Problem statement
Lay out every line of the entries below as a numbered list, leaving out any blank lines.

— BEGIN —

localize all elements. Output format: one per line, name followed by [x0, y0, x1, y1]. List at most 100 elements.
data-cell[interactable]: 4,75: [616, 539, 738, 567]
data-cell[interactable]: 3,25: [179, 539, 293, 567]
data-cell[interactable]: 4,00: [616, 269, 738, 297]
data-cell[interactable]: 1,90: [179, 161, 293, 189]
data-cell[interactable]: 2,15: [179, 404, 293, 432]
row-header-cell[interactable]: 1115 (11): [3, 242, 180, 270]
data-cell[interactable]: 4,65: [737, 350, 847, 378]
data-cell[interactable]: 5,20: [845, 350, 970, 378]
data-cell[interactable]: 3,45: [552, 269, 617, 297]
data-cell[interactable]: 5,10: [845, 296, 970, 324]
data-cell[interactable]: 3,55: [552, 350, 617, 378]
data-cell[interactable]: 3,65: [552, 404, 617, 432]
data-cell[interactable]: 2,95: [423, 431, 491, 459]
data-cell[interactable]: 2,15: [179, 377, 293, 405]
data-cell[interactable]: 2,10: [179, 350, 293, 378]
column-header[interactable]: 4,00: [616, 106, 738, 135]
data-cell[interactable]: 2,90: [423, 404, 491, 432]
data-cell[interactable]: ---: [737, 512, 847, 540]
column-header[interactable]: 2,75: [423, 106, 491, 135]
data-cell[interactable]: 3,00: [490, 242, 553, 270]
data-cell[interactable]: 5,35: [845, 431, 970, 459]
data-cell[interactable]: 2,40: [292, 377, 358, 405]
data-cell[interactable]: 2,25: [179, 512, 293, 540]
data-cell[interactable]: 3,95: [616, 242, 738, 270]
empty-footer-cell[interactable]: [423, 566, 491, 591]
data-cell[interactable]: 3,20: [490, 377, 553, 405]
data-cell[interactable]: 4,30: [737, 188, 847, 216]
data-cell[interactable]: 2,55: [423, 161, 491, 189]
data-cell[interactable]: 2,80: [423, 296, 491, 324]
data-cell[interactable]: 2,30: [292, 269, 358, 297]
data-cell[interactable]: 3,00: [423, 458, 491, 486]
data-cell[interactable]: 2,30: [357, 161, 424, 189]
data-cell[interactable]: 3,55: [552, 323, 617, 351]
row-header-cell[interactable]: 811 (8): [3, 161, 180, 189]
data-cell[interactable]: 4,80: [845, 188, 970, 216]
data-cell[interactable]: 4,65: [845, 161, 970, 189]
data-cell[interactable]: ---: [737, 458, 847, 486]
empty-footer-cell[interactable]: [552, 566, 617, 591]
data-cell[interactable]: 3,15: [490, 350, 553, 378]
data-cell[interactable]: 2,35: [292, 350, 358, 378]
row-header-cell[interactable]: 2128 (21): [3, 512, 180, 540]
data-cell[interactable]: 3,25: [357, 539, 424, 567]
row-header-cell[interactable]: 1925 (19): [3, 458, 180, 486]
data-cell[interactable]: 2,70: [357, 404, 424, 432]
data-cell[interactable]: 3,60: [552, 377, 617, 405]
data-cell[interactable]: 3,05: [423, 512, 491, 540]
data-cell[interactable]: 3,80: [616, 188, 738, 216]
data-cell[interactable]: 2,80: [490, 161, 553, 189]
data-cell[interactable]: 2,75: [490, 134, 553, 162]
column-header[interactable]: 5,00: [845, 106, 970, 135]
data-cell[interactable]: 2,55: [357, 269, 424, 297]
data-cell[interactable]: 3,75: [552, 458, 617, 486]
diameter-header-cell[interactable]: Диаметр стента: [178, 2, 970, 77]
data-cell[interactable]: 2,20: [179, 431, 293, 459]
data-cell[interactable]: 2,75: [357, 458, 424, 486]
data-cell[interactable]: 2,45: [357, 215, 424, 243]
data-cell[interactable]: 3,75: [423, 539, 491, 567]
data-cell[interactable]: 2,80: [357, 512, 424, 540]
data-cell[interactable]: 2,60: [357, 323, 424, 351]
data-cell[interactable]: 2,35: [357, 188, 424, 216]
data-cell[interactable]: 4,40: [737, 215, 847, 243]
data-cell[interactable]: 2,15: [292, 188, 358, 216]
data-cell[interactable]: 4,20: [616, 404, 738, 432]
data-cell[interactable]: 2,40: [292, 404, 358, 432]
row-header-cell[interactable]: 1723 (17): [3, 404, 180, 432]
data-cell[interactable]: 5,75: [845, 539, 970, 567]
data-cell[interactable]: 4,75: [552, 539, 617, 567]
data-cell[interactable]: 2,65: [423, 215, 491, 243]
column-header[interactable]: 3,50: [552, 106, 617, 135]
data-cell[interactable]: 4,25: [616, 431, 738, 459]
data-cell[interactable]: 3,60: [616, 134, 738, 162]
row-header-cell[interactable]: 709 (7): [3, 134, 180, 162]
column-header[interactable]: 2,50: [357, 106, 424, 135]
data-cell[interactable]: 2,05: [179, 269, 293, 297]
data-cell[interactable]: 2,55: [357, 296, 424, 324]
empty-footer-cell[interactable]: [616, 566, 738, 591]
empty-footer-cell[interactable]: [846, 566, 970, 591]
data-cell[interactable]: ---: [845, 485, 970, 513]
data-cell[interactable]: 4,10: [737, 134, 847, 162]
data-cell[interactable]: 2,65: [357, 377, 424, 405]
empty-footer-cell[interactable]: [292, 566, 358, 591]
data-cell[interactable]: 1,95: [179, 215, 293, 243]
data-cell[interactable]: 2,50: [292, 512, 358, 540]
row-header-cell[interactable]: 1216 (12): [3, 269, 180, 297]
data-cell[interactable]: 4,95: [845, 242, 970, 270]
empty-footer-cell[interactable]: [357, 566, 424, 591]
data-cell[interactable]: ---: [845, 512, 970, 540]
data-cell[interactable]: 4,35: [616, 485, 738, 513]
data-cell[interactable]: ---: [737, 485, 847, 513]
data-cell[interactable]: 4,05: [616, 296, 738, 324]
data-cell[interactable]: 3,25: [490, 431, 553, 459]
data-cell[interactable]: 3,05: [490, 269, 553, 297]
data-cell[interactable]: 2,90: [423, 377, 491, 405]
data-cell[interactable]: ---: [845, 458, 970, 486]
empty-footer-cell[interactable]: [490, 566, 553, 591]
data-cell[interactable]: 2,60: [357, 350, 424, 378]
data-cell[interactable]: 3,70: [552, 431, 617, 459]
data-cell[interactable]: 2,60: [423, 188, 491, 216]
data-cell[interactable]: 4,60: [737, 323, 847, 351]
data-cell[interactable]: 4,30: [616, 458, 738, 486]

— END —

Result of the exercise
1. localize all elements. Output format: one per line, name followed by [x0, y0, x1, y1]. List at most 100 elements.
2. data-cell[interactable]: 4,75: [616, 539, 738, 567]
3. data-cell[interactable]: 3,25: [179, 539, 293, 567]
4. data-cell[interactable]: 4,00: [616, 269, 738, 297]
5. data-cell[interactable]: 1,90: [179, 161, 293, 189]
6. data-cell[interactable]: 2,15: [179, 404, 293, 432]
7. row-header-cell[interactable]: 1115 (11): [3, 242, 180, 270]
8. data-cell[interactable]: 4,65: [737, 350, 847, 378]
9. data-cell[interactable]: 5,20: [845, 350, 970, 378]
10. data-cell[interactable]: 3,45: [552, 269, 617, 297]
11. data-cell[interactable]: 5,10: [845, 296, 970, 324]
12. data-cell[interactable]: 3,55: [552, 350, 617, 378]
13. data-cell[interactable]: 3,65: [552, 404, 617, 432]
14. data-cell[interactable]: 2,95: [423, 431, 491, 459]
15. data-cell[interactable]: 2,15: [179, 377, 293, 405]
16. data-cell[interactable]: 2,10: [179, 350, 293, 378]
17. column-header[interactable]: 4,00: [616, 106, 738, 135]
18. data-cell[interactable]: 2,90: [423, 404, 491, 432]
19. data-cell[interactable]: ---: [737, 512, 847, 540]
20. column-header[interactable]: 2,75: [423, 106, 491, 135]
21. data-cell[interactable]: 3,00: [490, 242, 553, 270]
22. data-cell[interactable]: 5,35: [845, 431, 970, 459]
23. data-cell[interactable]: 2,40: [292, 377, 358, 405]
24. data-cell[interactable]: 2,25: [179, 512, 293, 540]
25. data-cell[interactable]: 3,95: [616, 242, 738, 270]
26. empty-footer-cell[interactable]: [423, 566, 491, 591]
27. data-cell[interactable]: 3,20: [490, 377, 553, 405]
28. data-cell[interactable]: 4,30: [737, 188, 847, 216]
29. data-cell[interactable]: 2,55: [423, 161, 491, 189]
30. data-cell[interactable]: 2,80: [423, 296, 491, 324]
31. data-cell[interactable]: 2,30: [292, 269, 358, 297]
32. data-cell[interactable]: 3,00: [423, 458, 491, 486]
33. data-cell[interactable]: 2,30: [357, 161, 424, 189]
34. data-cell[interactable]: 3,55: [552, 323, 617, 351]
35. row-header-cell[interactable]: 811 (8): [3, 161, 180, 189]
36. data-cell[interactable]: 4,80: [845, 188, 970, 216]
37. data-cell[interactable]: 4,65: [845, 161, 970, 189]
38. data-cell[interactable]: ---: [737, 458, 847, 486]
39. empty-footer-cell[interactable]: [552, 566, 617, 591]
40. data-cell[interactable]: 3,15: [490, 350, 553, 378]
41. data-cell[interactable]: 2,35: [292, 350, 358, 378]
42. row-header-cell[interactable]: 2128 (21): [3, 512, 180, 540]
43. data-cell[interactable]: 3,25: [357, 539, 424, 567]
44. row-header-cell[interactable]: 1925 (19): [3, 458, 180, 486]
45. data-cell[interactable]: 2,70: [357, 404, 424, 432]
46. data-cell[interactable]: 3,60: [552, 377, 617, 405]
47. data-cell[interactable]: 3,05: [423, 512, 491, 540]
48. data-cell[interactable]: 3,80: [616, 188, 738, 216]
49. data-cell[interactable]: 2,80: [490, 161, 553, 189]
50. data-cell[interactable]: 2,75: [490, 134, 553, 162]
51. column-header[interactable]: 5,00: [845, 106, 970, 135]
52. data-cell[interactable]: 2,55: [357, 269, 424, 297]
53. data-cell[interactable]: 3,75: [552, 458, 617, 486]
54. diameter-header-cell[interactable]: Диаметр стента: [178, 2, 970, 77]
55. data-cell[interactable]: 2,20: [179, 431, 293, 459]
56. data-cell[interactable]: 2,75: [357, 458, 424, 486]
57. data-cell[interactable]: 2,45: [357, 215, 424, 243]
58. data-cell[interactable]: 3,75: [423, 539, 491, 567]
59. data-cell[interactable]: 2,80: [357, 512, 424, 540]
60. data-cell[interactable]: 2,60: [357, 323, 424, 351]
61. data-cell[interactable]: 2,35: [357, 188, 424, 216]
62. data-cell[interactable]: 4,40: [737, 215, 847, 243]
63. data-cell[interactable]: 2,15: [292, 188, 358, 216]
64. data-cell[interactable]: 4,20: [616, 404, 738, 432]
65. data-cell[interactable]: 2,40: [292, 404, 358, 432]
66. row-header-cell[interactable]: 1723 (17): [3, 404, 180, 432]
67. data-cell[interactable]: 5,75: [845, 539, 970, 567]
68. data-cell[interactable]: 4,75: [552, 539, 617, 567]
69. data-cell[interactable]: 2,65: [423, 215, 491, 243]
70. column-header[interactable]: 3,50: [552, 106, 617, 135]
71. data-cell[interactable]: 4,25: [616, 431, 738, 459]
72. data-cell[interactable]: 3,60: [616, 134, 738, 162]
73. row-header-cell[interactable]: 709 (7): [3, 134, 180, 162]
74. column-header[interactable]: 2,50: [357, 106, 424, 135]
75. data-cell[interactable]: 2,05: [179, 269, 293, 297]
76. data-cell[interactable]: 2,55: [357, 296, 424, 324]
77. empty-footer-cell[interactable]: [616, 566, 738, 591]
78. empty-footer-cell[interactable]: [846, 566, 970, 591]
79. data-cell[interactable]: ---: [845, 485, 970, 513]
80. data-cell[interactable]: 4,10: [737, 134, 847, 162]
81. data-cell[interactable]: 2,65: [357, 377, 424, 405]
82. empty-footer-cell[interactable]: [292, 566, 358, 591]
83. data-cell[interactable]: 1,95: [179, 215, 293, 243]
84. data-cell[interactable]: 2,50: [292, 512, 358, 540]
85. row-header-cell[interactable]: 1216 (12): [3, 269, 180, 297]
86. data-cell[interactable]: 4,95: [845, 242, 970, 270]
87. empty-footer-cell[interactable]: [357, 566, 424, 591]
88. data-cell[interactable]: ---: [845, 512, 970, 540]
89. data-cell[interactable]: 4,35: [616, 485, 738, 513]
90. data-cell[interactable]: ---: [737, 485, 847, 513]
91. data-cell[interactable]: 4,05: [616, 296, 738, 324]
92. data-cell[interactable]: 3,25: [490, 431, 553, 459]
93. data-cell[interactable]: 3,05: [490, 269, 553, 297]
94. data-cell[interactable]: 2,90: [423, 377, 491, 405]
95. data-cell[interactable]: ---: [845, 458, 970, 486]
96. empty-footer-cell[interactable]: [490, 566, 553, 591]
97. data-cell[interactable]: 2,60: [357, 350, 424, 378]
98. data-cell[interactable]: 3,70: [552, 431, 617, 459]
99. data-cell[interactable]: 2,60: [423, 188, 491, 216]
100. data-cell[interactable]: 4,60: [737, 323, 847, 351]
101. data-cell[interactable]: 4,30: [616, 458, 738, 486]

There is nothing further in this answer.